### PROBLEM TO WORK ON
Using the listing below, select the lines with the word "ylabel" and copy them.

Begin DATASET ROWS

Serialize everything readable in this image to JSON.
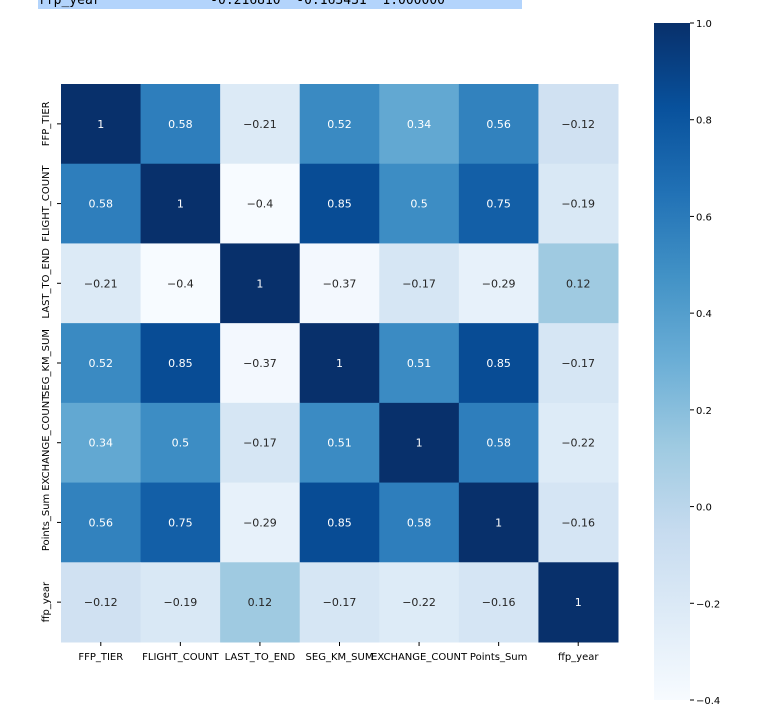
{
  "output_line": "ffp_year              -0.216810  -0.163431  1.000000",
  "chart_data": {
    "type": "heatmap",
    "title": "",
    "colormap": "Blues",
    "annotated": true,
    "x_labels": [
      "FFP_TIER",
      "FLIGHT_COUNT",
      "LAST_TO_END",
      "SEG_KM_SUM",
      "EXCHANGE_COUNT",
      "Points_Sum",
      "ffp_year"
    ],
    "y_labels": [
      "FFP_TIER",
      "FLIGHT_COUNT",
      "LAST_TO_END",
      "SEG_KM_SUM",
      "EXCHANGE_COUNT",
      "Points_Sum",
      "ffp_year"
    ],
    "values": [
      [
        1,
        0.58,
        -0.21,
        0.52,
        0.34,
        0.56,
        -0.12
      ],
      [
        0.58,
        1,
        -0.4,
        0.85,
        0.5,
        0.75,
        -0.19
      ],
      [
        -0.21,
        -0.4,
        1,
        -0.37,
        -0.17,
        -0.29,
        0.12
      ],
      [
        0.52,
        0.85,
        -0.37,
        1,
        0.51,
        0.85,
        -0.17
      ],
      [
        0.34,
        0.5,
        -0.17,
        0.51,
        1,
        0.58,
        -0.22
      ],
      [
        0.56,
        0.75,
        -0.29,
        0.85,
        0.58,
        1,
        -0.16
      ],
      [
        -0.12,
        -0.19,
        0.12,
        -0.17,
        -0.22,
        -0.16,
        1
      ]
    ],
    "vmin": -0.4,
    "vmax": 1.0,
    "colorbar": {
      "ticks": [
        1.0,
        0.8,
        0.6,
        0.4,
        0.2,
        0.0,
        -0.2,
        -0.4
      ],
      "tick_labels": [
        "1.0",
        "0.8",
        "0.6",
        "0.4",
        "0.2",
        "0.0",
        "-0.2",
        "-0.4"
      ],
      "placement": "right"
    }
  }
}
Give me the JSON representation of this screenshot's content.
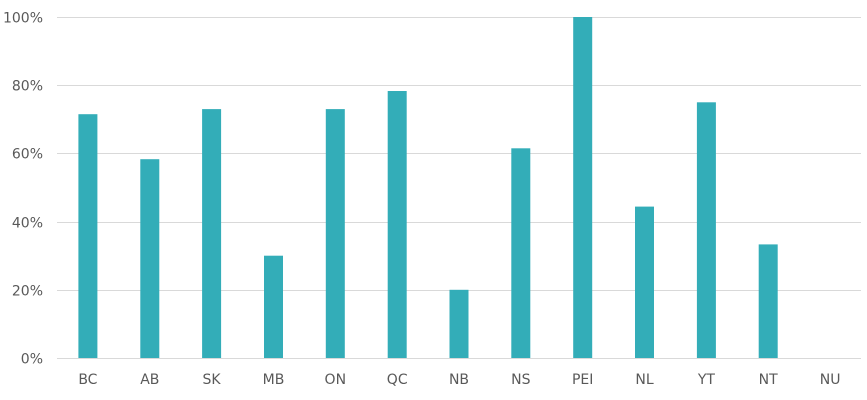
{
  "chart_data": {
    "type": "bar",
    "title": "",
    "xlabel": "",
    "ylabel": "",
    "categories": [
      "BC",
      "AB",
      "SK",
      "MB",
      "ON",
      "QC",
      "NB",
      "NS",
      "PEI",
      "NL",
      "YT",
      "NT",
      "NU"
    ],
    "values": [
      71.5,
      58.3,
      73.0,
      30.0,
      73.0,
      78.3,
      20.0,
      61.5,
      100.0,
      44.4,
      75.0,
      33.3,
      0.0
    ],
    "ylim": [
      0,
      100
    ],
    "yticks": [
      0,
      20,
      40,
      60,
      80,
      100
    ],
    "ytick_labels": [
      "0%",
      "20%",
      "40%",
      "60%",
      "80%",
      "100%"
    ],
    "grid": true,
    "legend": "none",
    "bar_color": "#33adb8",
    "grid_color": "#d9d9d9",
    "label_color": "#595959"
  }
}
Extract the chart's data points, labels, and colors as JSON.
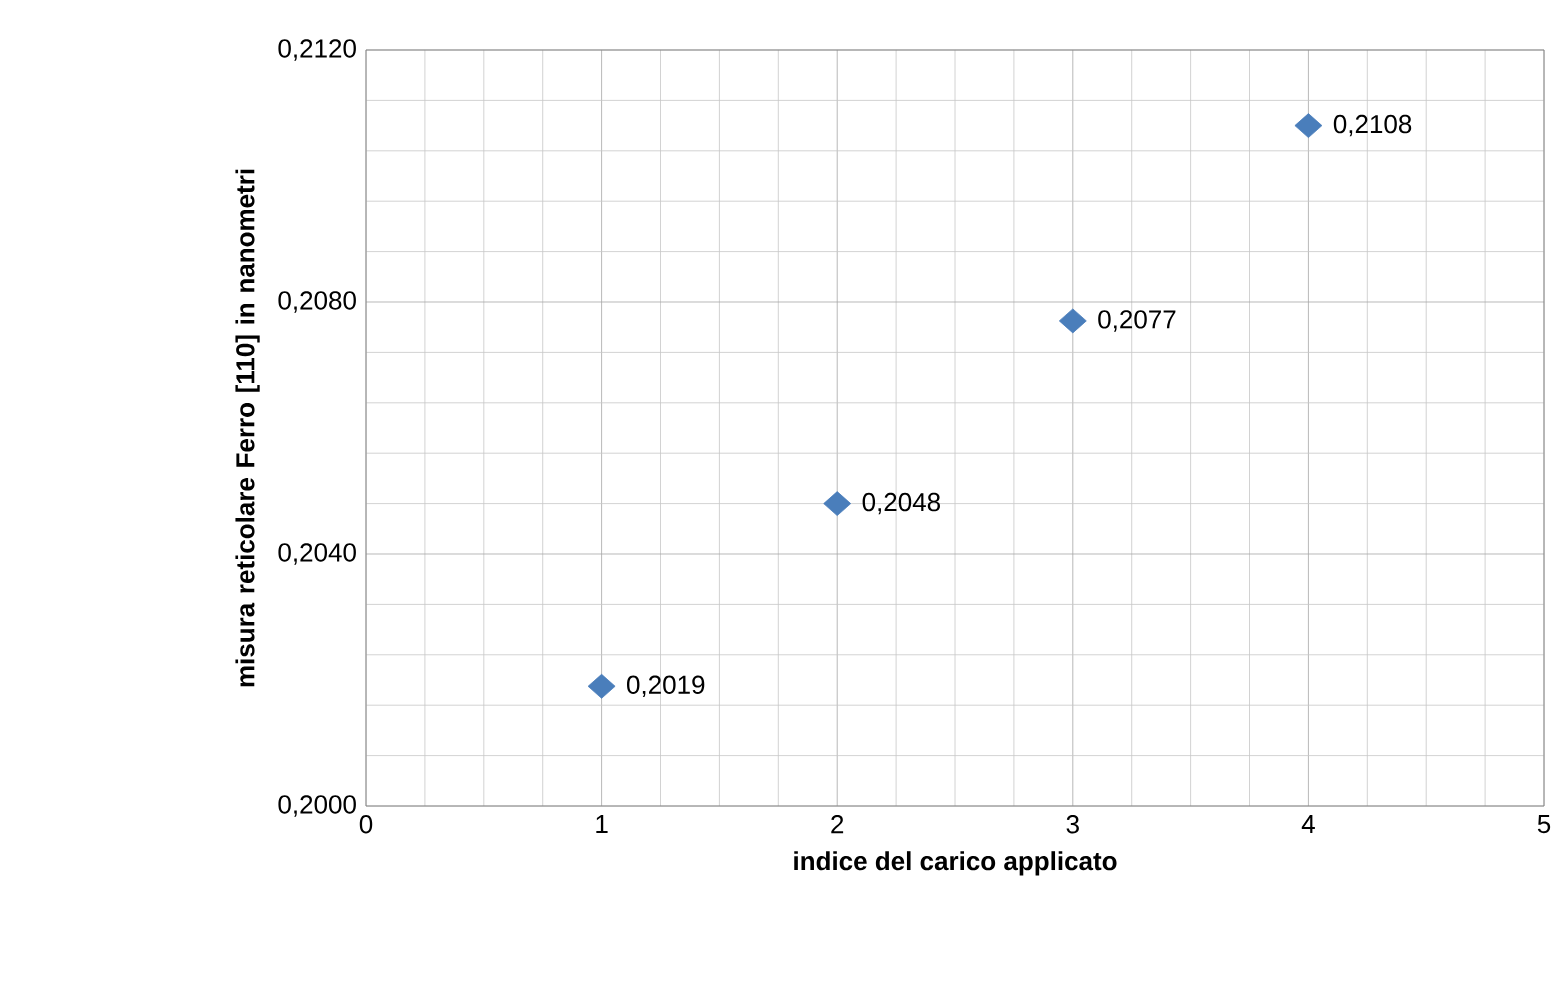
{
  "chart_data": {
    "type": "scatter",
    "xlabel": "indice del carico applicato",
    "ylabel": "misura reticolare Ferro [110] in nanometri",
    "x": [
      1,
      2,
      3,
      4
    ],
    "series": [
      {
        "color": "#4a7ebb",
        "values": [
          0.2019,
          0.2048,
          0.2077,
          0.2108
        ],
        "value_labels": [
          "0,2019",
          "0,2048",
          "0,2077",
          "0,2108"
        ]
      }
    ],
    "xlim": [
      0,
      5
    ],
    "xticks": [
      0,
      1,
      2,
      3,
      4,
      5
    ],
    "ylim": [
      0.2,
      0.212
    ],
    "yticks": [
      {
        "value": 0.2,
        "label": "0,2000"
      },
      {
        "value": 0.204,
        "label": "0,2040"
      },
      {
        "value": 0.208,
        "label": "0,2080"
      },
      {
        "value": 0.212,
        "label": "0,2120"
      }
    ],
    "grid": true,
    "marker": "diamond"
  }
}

End DATASET ROWS

### ANSWER FOR THE TASK
    "ylabel": "",
    "ylabel": "misura reticolare Ferro [110] in nanometri",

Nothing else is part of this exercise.